What you need to do —
Where a line below holds the string "kandydatów", copy that line.

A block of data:

··········

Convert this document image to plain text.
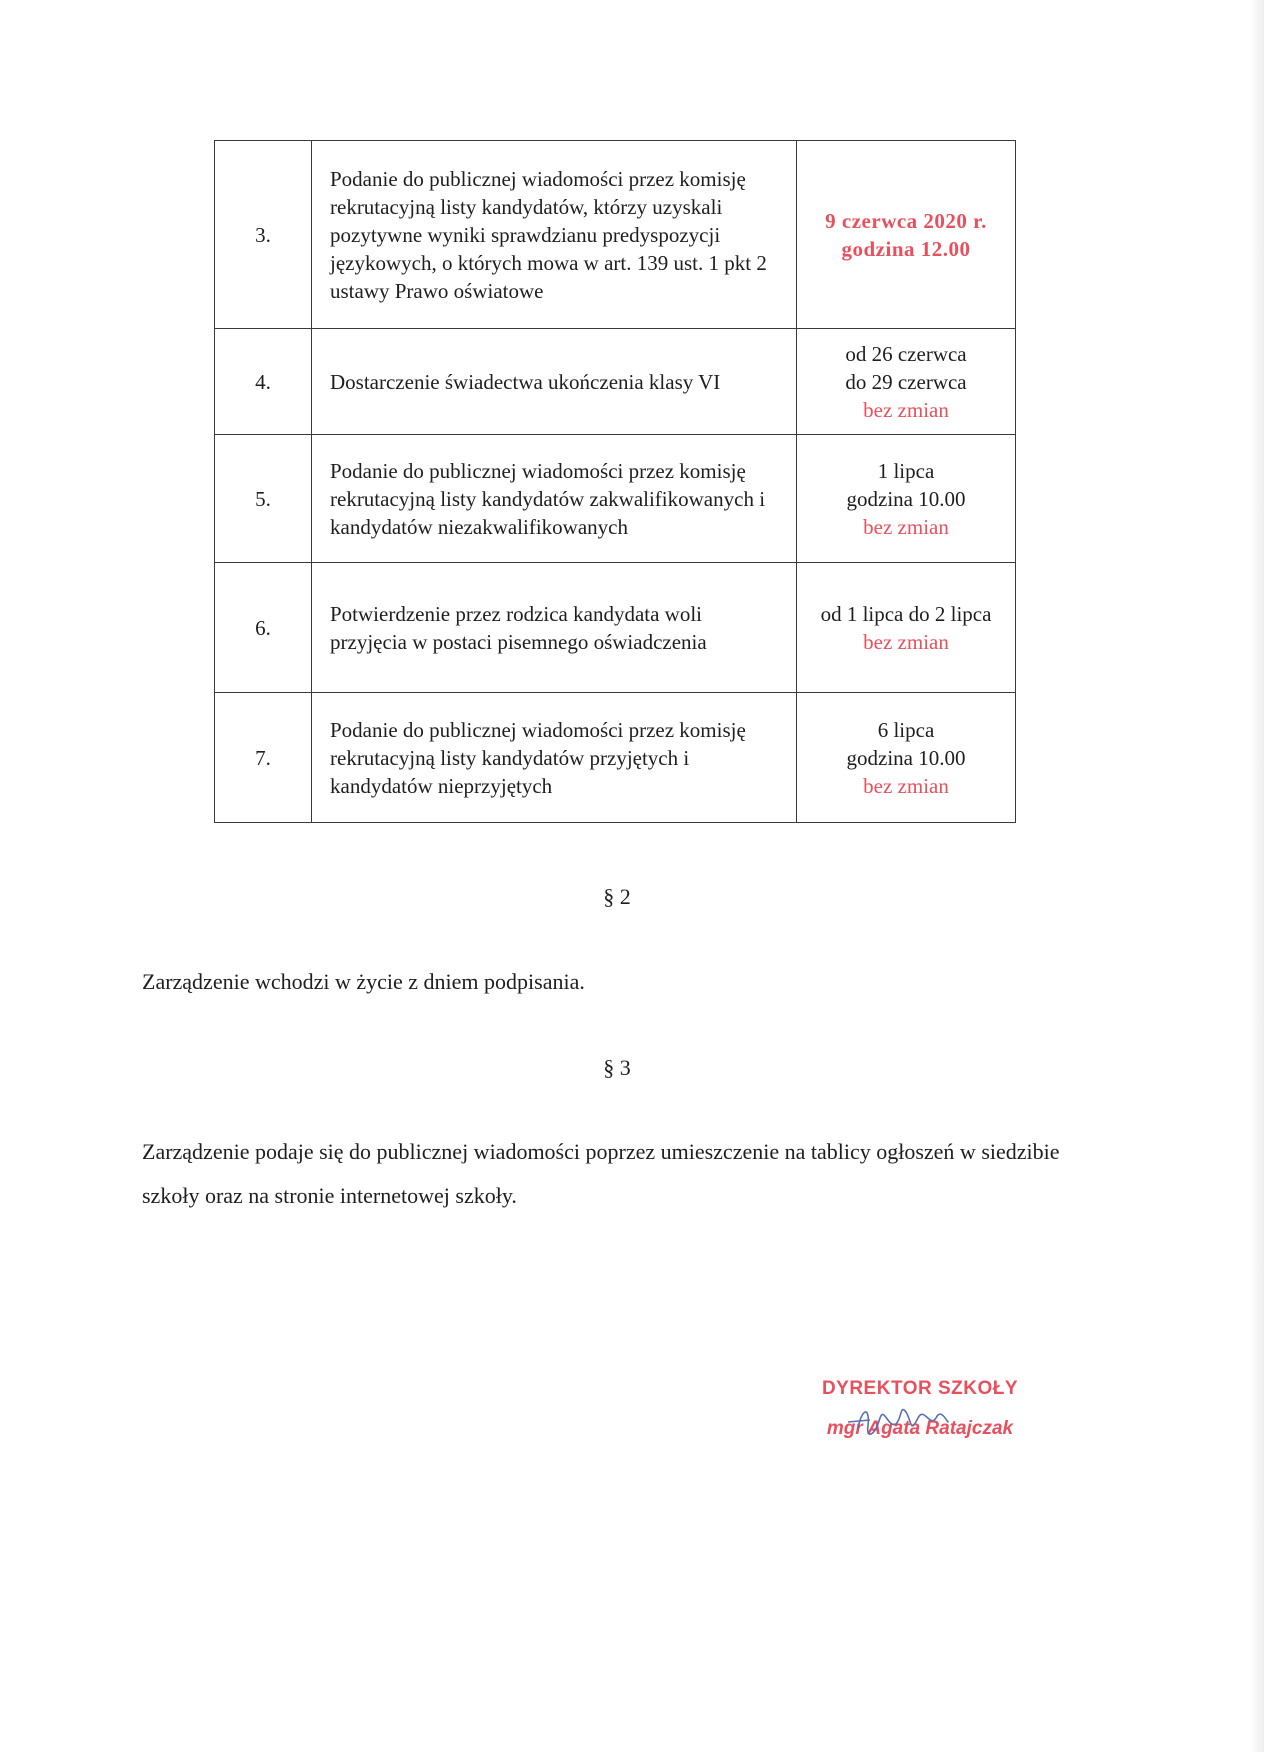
3.	Podanie do publicznej wiadomości przez komisję rekrutacyjną listy kandydatów, którzy uzyskali pozytywne wyniki sprawdzianu predyspozycji językowych, o których mowa w art. 139 ust. 1 pkt 2 ustawy Prawo oświatowe	9 czerwca 2020 r.
godzina 12.00

4.	Dostarczenie świadectwa ukończenia klasy VI	od 26 czerwca
do 29 czerwca
bez zmian

5.	Podanie do publicznej wiadomości przez komisję rekrutacyjną listy kandydatów zakwalifikowanych i kandydatów niezakwalifikowanych	1 lipca
godzina 10.00
bez zmian

6.	Potwierdzenie przez rodzica kandydata woli przyjęcia w postaci pisemnego oświadczenia	od 1 lipca do 2 lipca
bez zmian

7.	Podanie do publicznej wiadomości przez komisję rekrutacyjną listy kandydatów przyjętych i kandydatów nieprzyjętych	6 lipca
godzina 10.00
bez zmian
§ 2
Zarządzenie wchodzi w życie z dniem podpisania.
§ 3
Zarządzenie podaje się do publicznej wiadomości poprzez umieszczenie na tablicy ogłoszeń w siedzibie szkoły oraz na stronie internetowej szkoły.
DYREKTOR SZKOŁY
mgr Agata Ratajczak
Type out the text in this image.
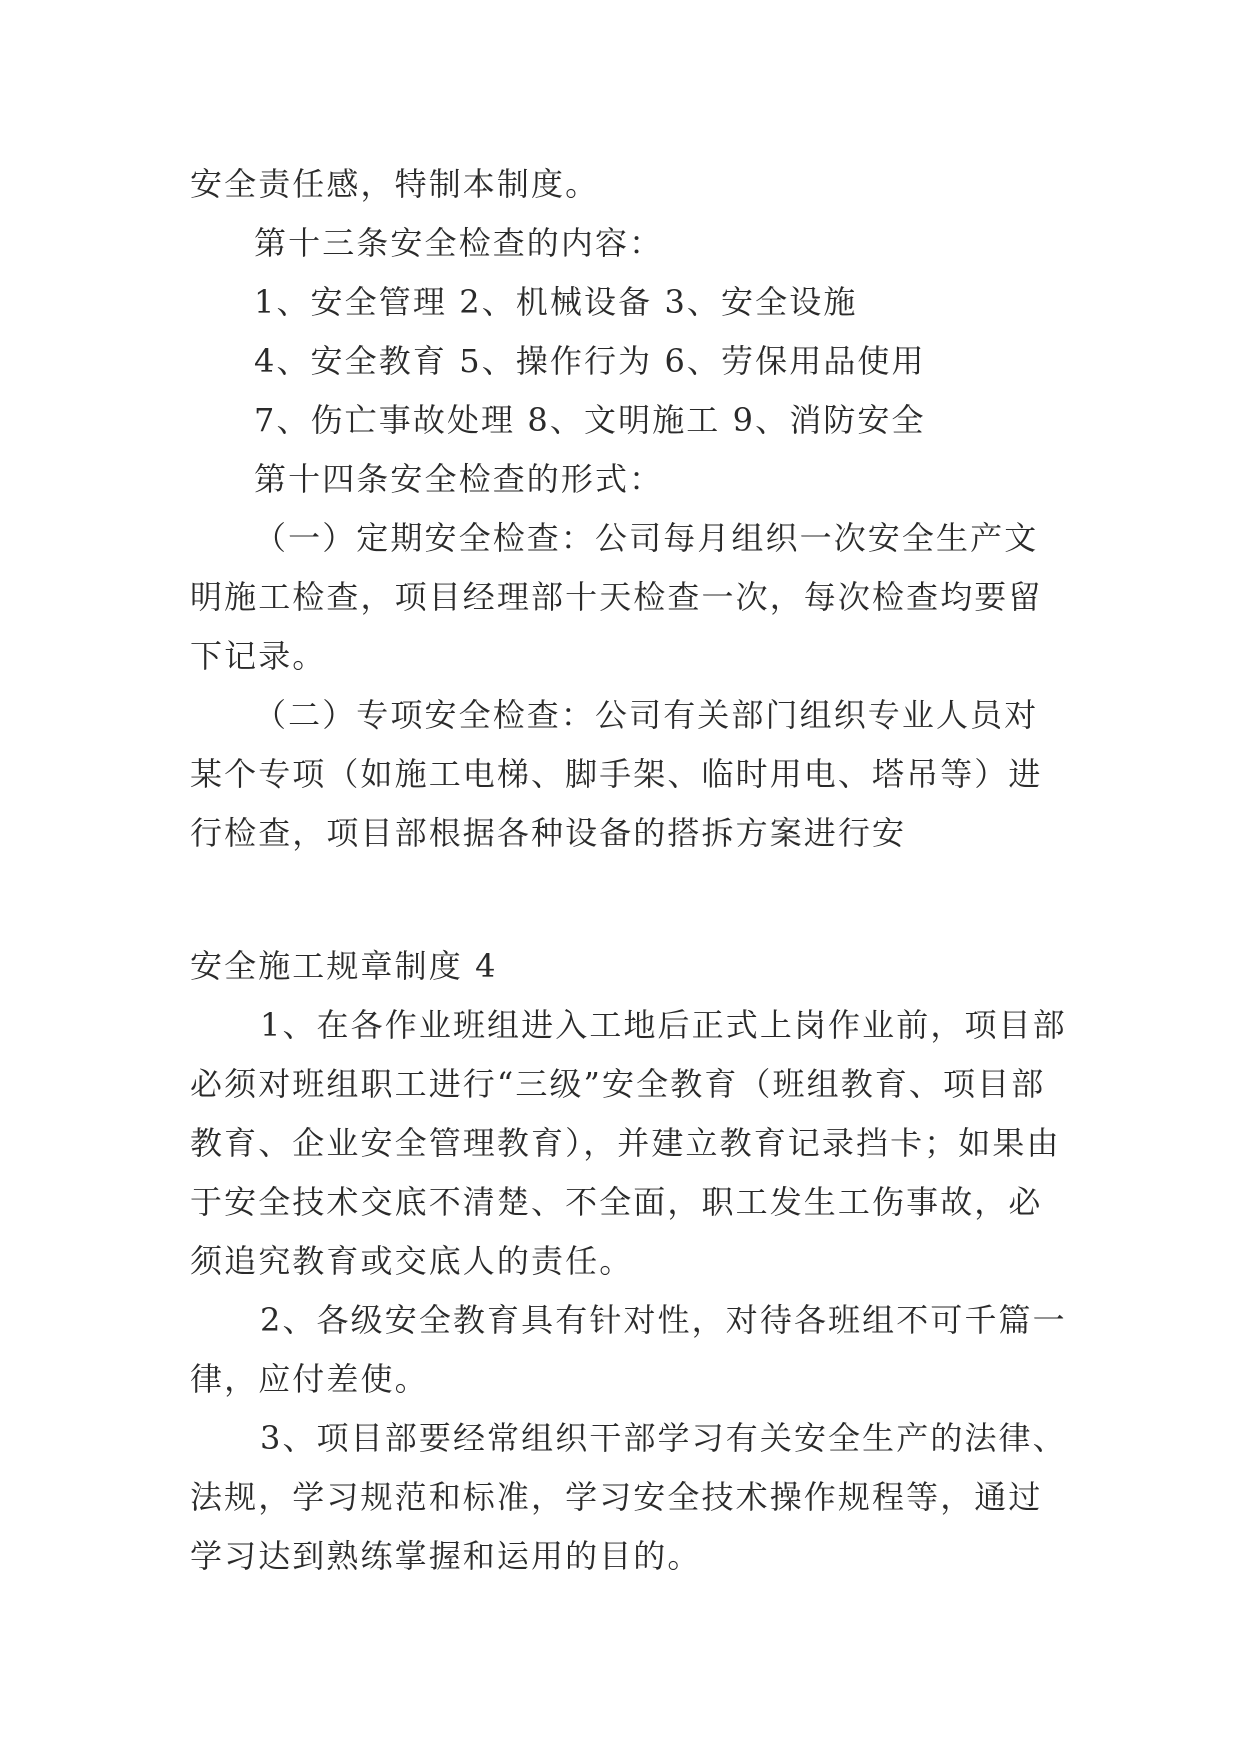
安全责任感，特制本制度。

第十三条安全检查的内容：

1、安全管理 2、机械设备 3、安全设施

4、安全教育 5、操作行为 6、劳保用品使用

7、伤亡事故处理 8、文明施工 9、消防安全

第十四条安全检查的形式：

（一）定期安全检查：公司每月组织一次安全生产文明施工检查，项目经理部十天检查一次，每次检查均要留下记录。

（二）专项安全检查：公司有关部门组织专业人员对某个专项（如施工电梯、脚手架、临时用电、塔吊等）进行检查，项目部根据各种设备的搭拆方案进行安

安全施工规章制度 4

1、在各作业班组进入工地后正式上岗作业前，项目部必须对班组职工进行“三级”安全教育（班组教育、项目部教育、企业安全管理教育），并建立教育记录挡卡；如果由于安全技术交底不清楚、不全面，职工发生工伤事故，必须追究教育或交底人的责任。

2、各级安全教育具有针对性，对待各班组不可千篇一律，应付差使。

3、项目部要经常组织干部学习有关安全生产的法律、法规，学习规范和标准，学习安全技术操作规程等，通过学习达到熟练掌握和运用的目的。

··········

Response to this task —
3.	Podanie do publicznej wiadomości przez komisję rekrutacyjną listy kandydatów, którzy uzyskali pozytywne wyniki sprawdzianu predyspozycji językowych, o których mowa w art. 139 ust. 1 pkt 2 ustawy Prawo oświatowe	9 czerwca 2020 r.
5.	Podanie do publicznej wiadomości przez komisję rekrutacyjną listy kandydatów zakwalifikowanych i kandydatów niezakwalifikowanych	1 lipca
7.	Podanie do publicznej wiadomości przez komisję rekrutacyjną listy kandydatów przyjętych i kandydatów nieprzyjętych	6 lipca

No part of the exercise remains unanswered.